### WHAT IS NEEDED
Below are some records. Copy every line in them that holds "through".

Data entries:
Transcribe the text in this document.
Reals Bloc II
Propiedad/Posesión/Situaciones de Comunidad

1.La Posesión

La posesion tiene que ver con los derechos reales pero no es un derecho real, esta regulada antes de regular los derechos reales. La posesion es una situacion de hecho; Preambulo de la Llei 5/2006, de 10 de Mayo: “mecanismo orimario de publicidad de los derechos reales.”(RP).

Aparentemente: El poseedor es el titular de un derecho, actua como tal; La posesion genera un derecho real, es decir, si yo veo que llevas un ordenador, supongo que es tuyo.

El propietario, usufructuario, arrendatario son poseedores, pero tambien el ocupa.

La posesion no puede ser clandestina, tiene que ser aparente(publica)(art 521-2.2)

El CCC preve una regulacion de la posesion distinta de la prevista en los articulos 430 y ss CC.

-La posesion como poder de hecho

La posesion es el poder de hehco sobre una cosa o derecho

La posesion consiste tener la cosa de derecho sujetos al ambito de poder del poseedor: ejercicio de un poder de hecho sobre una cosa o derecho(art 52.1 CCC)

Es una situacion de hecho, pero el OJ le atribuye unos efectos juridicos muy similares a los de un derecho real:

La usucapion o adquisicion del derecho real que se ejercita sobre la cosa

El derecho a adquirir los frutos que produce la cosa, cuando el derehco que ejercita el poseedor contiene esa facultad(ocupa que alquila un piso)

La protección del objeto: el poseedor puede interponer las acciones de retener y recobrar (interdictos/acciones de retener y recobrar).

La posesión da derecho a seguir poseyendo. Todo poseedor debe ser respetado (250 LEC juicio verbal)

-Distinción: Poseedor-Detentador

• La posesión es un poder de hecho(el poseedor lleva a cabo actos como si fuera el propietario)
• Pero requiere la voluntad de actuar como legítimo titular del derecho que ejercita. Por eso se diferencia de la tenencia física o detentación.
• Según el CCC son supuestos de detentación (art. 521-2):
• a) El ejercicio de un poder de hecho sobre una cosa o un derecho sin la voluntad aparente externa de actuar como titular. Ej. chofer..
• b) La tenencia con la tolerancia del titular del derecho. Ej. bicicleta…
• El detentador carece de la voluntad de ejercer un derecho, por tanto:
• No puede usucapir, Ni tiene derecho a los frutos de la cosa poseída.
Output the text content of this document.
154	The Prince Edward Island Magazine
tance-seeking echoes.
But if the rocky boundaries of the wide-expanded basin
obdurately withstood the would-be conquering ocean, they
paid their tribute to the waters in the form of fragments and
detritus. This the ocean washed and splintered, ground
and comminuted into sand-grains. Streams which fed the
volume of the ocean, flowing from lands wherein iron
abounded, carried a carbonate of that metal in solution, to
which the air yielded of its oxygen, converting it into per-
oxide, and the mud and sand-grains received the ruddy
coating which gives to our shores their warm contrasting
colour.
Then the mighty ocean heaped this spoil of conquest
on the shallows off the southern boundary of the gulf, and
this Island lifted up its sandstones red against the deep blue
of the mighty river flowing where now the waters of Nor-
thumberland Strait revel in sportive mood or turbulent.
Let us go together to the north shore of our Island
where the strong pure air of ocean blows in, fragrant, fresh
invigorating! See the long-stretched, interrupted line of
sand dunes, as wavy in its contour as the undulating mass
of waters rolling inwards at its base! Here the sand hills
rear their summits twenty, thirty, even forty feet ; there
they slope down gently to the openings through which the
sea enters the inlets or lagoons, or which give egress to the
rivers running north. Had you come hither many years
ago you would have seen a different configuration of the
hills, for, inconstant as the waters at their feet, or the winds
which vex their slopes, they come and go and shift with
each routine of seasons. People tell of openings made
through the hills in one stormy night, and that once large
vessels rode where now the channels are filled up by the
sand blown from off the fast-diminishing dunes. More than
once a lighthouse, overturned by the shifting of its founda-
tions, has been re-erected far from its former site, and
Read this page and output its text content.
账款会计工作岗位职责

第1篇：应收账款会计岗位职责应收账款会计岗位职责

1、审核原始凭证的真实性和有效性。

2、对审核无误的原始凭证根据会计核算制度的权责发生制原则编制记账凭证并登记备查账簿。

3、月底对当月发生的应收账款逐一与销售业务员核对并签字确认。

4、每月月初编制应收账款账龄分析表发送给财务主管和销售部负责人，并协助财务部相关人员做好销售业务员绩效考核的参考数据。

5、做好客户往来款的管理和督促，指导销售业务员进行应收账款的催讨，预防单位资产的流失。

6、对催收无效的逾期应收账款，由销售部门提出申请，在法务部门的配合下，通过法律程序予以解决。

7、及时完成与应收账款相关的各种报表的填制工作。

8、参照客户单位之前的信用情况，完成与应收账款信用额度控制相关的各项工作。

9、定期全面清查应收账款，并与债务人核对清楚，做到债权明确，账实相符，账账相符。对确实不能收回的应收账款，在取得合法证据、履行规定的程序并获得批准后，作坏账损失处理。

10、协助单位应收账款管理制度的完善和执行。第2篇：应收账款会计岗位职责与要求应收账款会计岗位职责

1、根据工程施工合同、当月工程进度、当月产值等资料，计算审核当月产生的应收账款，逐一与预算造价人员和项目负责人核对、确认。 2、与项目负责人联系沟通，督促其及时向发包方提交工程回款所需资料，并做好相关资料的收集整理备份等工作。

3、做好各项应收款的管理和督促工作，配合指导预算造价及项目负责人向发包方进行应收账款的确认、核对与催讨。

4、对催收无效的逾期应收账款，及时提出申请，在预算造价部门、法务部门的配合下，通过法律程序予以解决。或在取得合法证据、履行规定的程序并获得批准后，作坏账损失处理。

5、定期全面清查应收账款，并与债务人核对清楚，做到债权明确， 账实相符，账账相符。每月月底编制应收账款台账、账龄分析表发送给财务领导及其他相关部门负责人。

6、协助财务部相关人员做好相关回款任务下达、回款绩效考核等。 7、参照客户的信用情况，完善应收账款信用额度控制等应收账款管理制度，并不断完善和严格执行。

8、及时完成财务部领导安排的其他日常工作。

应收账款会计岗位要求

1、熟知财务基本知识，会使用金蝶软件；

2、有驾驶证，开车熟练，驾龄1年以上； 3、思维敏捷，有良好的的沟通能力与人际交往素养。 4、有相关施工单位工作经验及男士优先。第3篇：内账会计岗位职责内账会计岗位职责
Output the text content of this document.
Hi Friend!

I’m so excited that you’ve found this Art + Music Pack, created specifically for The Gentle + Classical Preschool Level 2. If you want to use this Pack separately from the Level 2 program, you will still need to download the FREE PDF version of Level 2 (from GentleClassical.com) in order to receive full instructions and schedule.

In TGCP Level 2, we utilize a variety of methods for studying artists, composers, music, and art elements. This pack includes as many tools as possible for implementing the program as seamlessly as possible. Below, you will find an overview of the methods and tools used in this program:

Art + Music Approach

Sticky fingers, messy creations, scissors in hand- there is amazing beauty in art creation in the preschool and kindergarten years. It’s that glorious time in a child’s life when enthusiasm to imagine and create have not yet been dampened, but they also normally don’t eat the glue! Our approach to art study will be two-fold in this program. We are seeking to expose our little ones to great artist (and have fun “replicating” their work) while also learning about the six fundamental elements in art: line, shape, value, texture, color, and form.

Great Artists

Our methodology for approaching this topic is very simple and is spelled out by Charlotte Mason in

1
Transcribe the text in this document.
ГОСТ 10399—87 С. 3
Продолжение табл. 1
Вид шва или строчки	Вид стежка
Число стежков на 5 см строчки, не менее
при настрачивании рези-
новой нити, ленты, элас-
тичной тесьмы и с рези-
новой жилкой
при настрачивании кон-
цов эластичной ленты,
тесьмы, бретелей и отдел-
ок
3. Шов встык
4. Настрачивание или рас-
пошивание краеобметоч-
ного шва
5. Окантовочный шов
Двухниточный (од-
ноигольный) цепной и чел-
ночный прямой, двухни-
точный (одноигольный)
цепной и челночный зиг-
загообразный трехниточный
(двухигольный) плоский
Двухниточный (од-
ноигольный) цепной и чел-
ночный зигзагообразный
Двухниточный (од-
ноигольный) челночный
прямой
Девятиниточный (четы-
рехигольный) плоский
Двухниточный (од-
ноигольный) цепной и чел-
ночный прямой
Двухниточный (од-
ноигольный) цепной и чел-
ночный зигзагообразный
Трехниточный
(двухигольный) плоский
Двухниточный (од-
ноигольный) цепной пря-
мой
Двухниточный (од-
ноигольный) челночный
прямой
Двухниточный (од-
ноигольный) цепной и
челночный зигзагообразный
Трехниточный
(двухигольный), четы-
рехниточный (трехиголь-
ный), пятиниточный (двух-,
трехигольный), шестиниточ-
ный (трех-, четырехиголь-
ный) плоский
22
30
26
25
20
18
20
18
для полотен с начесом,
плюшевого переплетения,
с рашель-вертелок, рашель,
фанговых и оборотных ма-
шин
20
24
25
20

### OUTPUT FOR THIS TASK
they slope down gently to the openings through which the
through the hills in one stormy night, and that once large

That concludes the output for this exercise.